**Exercise details**
Each entry below should be echoed exactly, with pictures omitted.
*** Records to use
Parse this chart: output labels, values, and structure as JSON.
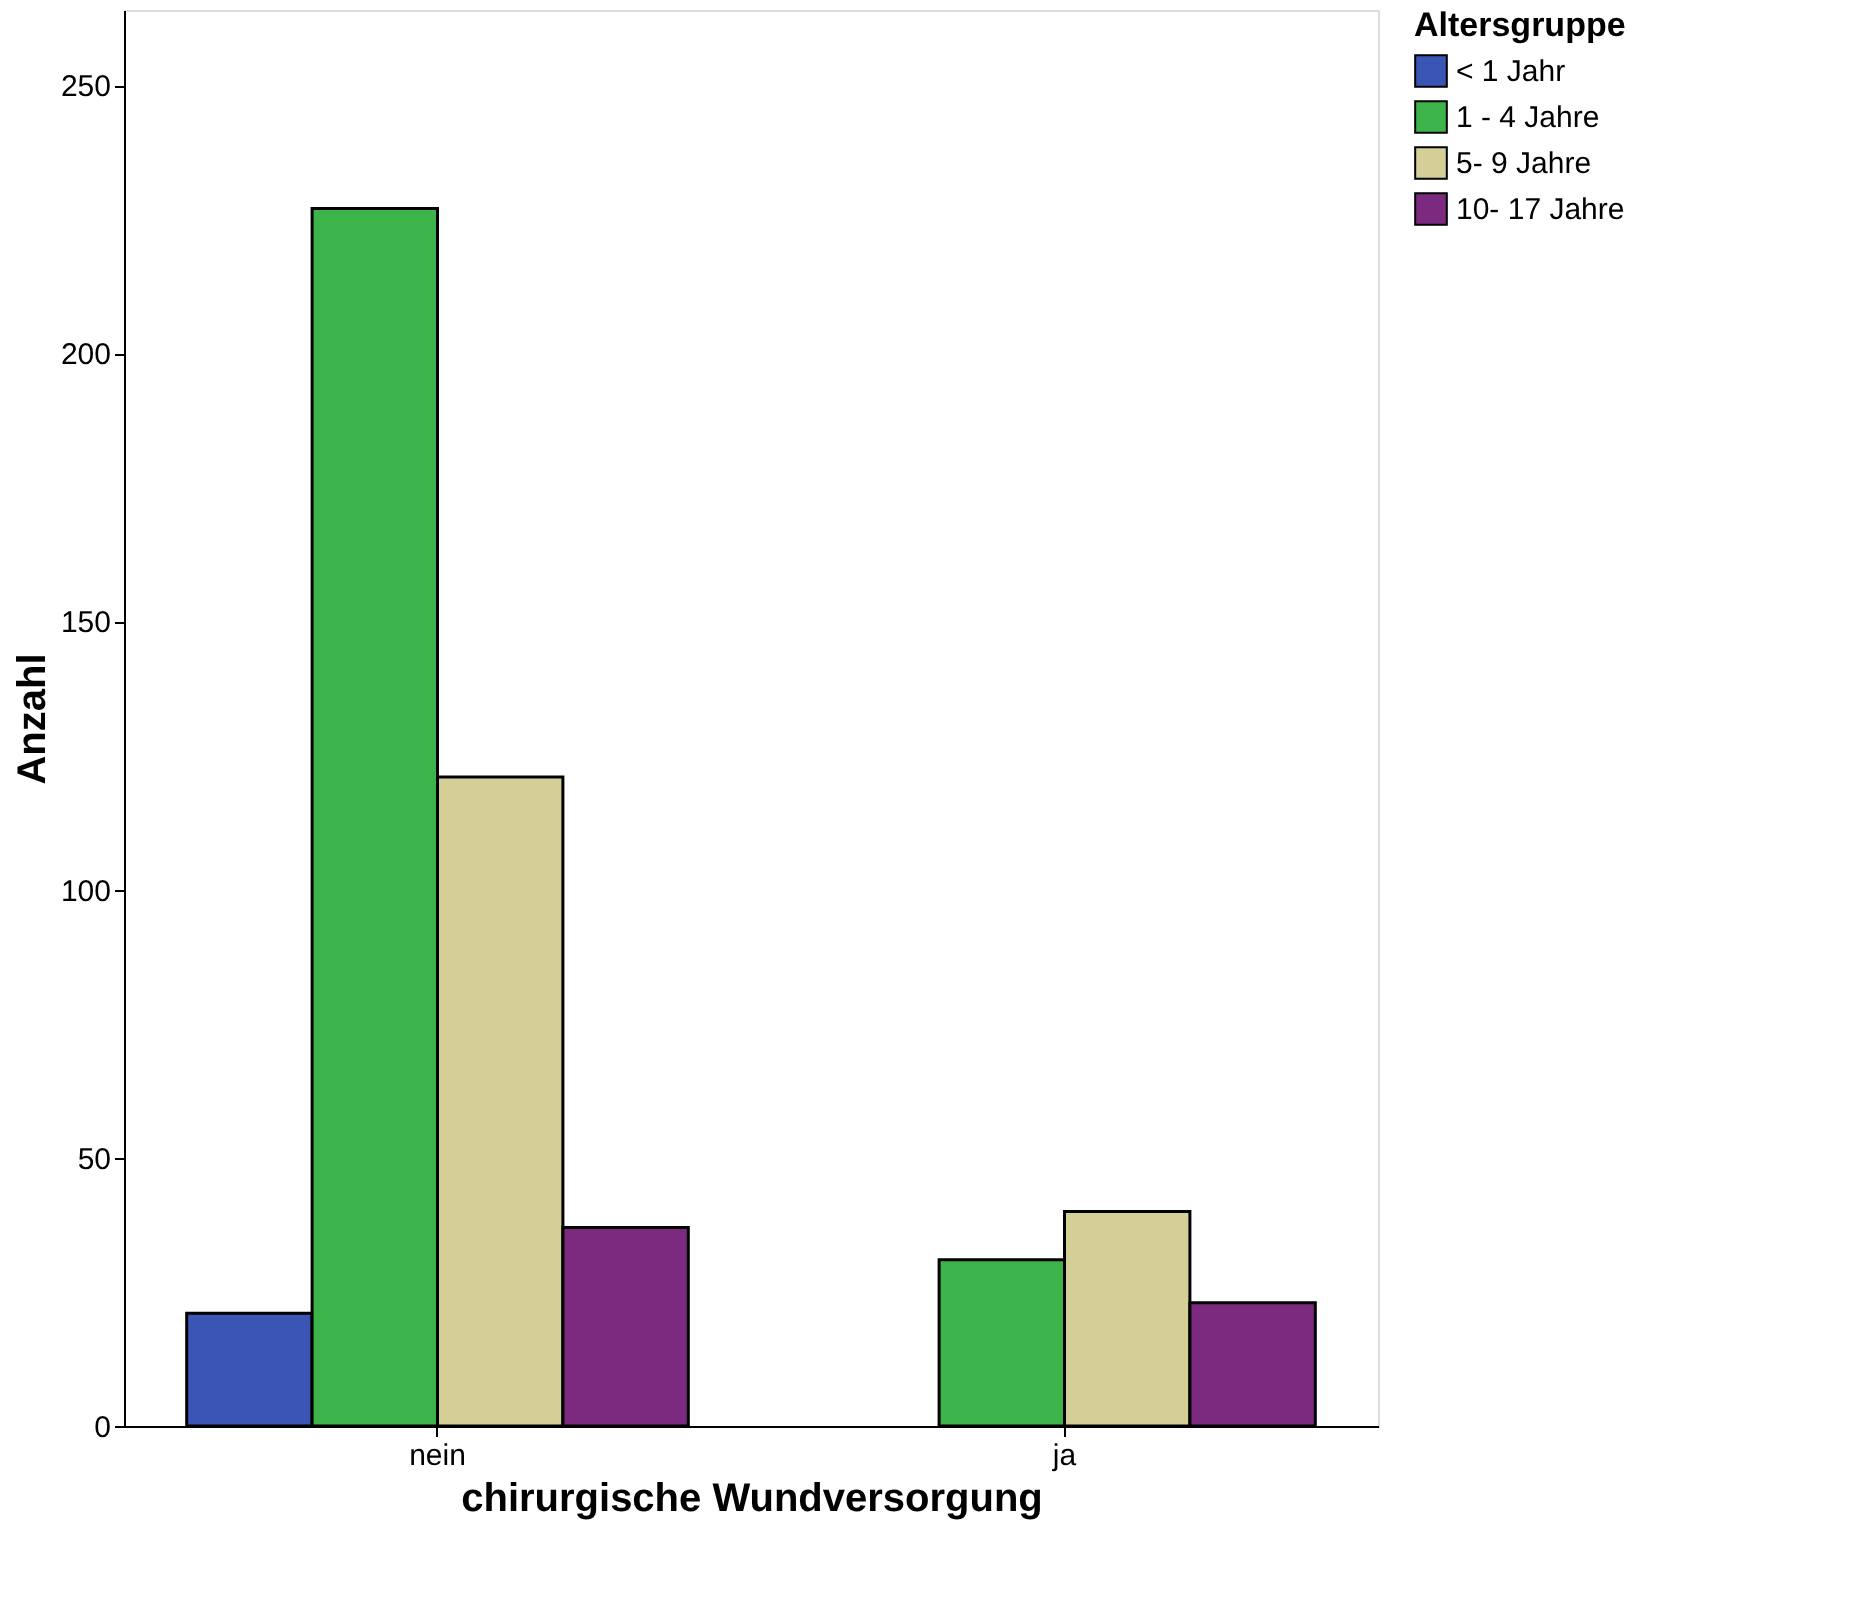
{
  "chart_data": {
    "type": "bar",
    "xlabel": "chirurgische Wundversorgung",
    "ylabel": "Anzahl",
    "legend_title": "Altersgruppe",
    "categories": [
      "nein",
      "ja"
    ],
    "series": [
      {
        "name": "< 1 Jahr",
        "color": "#3b55b5",
        "values": [
          21,
          null
        ]
      },
      {
        "name": "1 - 4 Jahre",
        "color": "#3cb44a",
        "values": [
          227,
          31
        ]
      },
      {
        "name": " 5- 9 Jahre",
        "color": "#d4cf96",
        "values": [
          121,
          40
        ]
      },
      {
        "name": "10- 17  Jahre",
        "color": "#7b2a80",
        "values": [
          37,
          23
        ]
      }
    ],
    "ylim": [
      0,
      264
    ],
    "yticks": [
      0,
      50,
      100,
      150,
      200,
      250
    ],
    "grid": false,
    "legend": "right"
  }
}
******
**Exercise answer**
Parse this chart: output labels, values, and structure as JSON.
{
  "chart_data": {
    "type": "bar",
    "xlabel": "chirurgische Wundversorgung",
    "ylabel": "Anzahl",
    "legend_title": "Altersgruppe",
    "categories": [
      "nein",
      "ja"
    ],
    "series": [
      {
        "name": "< 1 Jahr",
        "color": "#3b55b5",
        "values": [
          21,
          null
        ]
      },
      {
        "name": "1 - 4 Jahre",
        "color": "#3cb44a",
        "values": [
          227,
          31
        ]
      },
      {
        "name": " 5- 9 Jahre",
        "color": "#d4cf96",
        "values": [
          121,
          40
        ]
      },
      {
        "name": "10- 17  Jahre",
        "color": "#7b2a80",
        "values": [
          37,
          23
        ]
      }
    ],
    "ylim": [
      0,
      264
    ],
    "yticks": [
      0,
      50,
      100,
      150,
      200,
      250
    ],
    "grid": false,
    "legend": "right"
  }
}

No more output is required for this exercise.